Material supplied »
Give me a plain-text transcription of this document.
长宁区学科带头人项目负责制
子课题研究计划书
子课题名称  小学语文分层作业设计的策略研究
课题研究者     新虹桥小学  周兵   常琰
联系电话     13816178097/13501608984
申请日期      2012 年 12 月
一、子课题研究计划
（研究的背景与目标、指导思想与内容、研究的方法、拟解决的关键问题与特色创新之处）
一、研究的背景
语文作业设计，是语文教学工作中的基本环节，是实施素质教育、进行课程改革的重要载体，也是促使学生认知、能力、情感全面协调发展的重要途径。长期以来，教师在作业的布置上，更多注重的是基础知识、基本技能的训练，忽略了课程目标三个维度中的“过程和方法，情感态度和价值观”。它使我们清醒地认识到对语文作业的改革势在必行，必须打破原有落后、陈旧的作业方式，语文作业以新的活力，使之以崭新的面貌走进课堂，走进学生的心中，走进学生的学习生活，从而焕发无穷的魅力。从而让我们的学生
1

Your goal » Write out the entries above word for word.

Solution to this task »
Give me a plain-text transcription of this document.
长宁区学科带头人项目负责制
子课题研究计划书
子课题名称  小学语文分层作业设计的策略研究
课题研究者     新虹桥小学  周兵   常琰
联系电话     13816178097/13501608984
申请日期      2012 年 12 月
一、子课题研究计划
（研究的背景与目标、指导思想与内容、研究的方法、拟解决的关键问题与特色创新之处）
一、研究的背景
语文作业设计，是语文教学工作中的基本环节，是实施素质教育、进行课程改革的重要载体，也是促使学生认知、能力、情感全面协调发展的重要途径。长期以来，教师在作业的布置上，更多注重的是基础知识、基本技能的训练，忽略了课程目标三个维度中的“过程和方法，情感态度和价值观”。它使我们清醒地认识到对语文作业的改革势在必行，必须打破原有落后、陈旧的作业方式，语文作业以新的活力，使之以崭新的面貌走进课堂，走进学生的心中，走进学生的学习生活，从而焕发无穷的魅力。从而让我们的学生
1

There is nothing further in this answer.